Stored data:
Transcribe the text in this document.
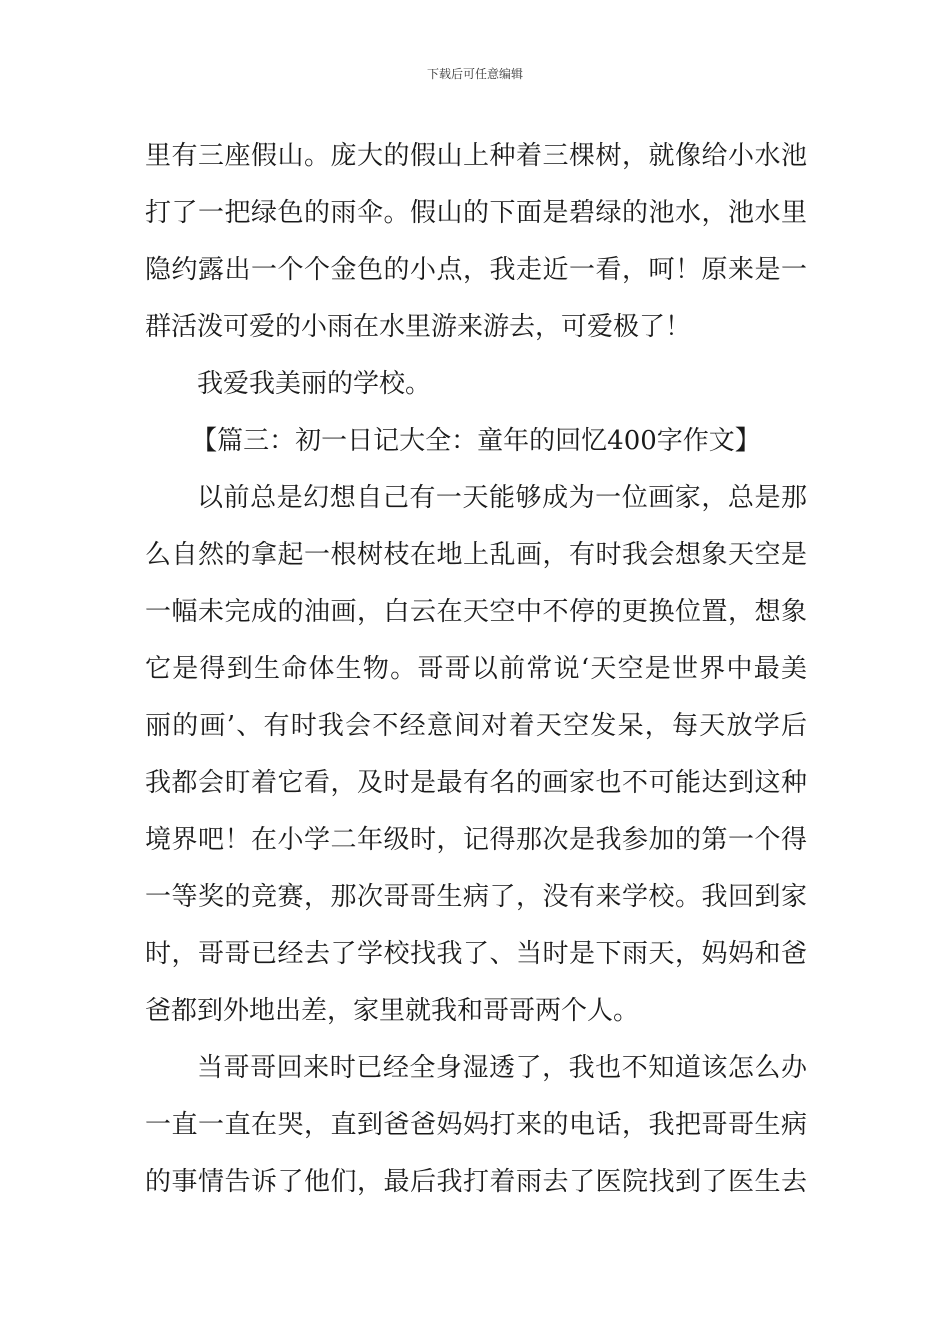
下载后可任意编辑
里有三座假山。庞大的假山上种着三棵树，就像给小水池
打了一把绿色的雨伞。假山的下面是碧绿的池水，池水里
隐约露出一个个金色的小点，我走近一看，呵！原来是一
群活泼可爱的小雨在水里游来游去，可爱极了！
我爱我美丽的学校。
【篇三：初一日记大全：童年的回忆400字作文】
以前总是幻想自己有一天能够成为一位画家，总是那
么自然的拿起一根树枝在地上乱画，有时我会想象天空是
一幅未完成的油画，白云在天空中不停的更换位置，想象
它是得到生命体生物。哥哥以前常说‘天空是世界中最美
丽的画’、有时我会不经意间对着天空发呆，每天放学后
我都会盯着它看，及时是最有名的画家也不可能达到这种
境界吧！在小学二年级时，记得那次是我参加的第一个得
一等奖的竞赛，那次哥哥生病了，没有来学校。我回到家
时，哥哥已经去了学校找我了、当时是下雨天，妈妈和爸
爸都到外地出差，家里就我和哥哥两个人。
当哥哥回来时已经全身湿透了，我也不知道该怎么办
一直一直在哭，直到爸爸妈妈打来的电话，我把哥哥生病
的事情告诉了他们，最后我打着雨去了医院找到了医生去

» **Work to do**:
Omit each picture, then return all of the listing exactly as it stands.

» **Result of this exercise**:
Transcribe the text in this document.
下载后可任意编辑
里有三座假山。庞大的假山上种着三棵树，就像给小水池
打了一把绿色的雨伞。假山的下面是碧绿的池水，池水里
隐约露出一个个金色的小点，我走近一看，呵！原来是一
群活泼可爱的小雨在水里游来游去，可爱极了！
我爱我美丽的学校。
【篇三：初一日记大全：童年的回忆400字作文】
以前总是幻想自己有一天能够成为一位画家，总是那
么自然的拿起一根树枝在地上乱画，有时我会想象天空是
一幅未完成的油画，白云在天空中不停的更换位置，想象
它是得到生命体生物。哥哥以前常说‘天空是世界中最美
丽的画’、有时我会不经意间对着天空发呆，每天放学后
我都会盯着它看，及时是最有名的画家也不可能达到这种
境界吧！在小学二年级时，记得那次是我参加的第一个得
一等奖的竞赛，那次哥哥生病了，没有来学校。我回到家
时，哥哥已经去了学校找我了、当时是下雨天，妈妈和爸
爸都到外地出差，家里就我和哥哥两个人。
当哥哥回来时已经全身湿透了，我也不知道该怎么办
一直一直在哭，直到爸爸妈妈打来的电话，我把哥哥生病
的事情告诉了他们，最后我打着雨去了医院找到了医生去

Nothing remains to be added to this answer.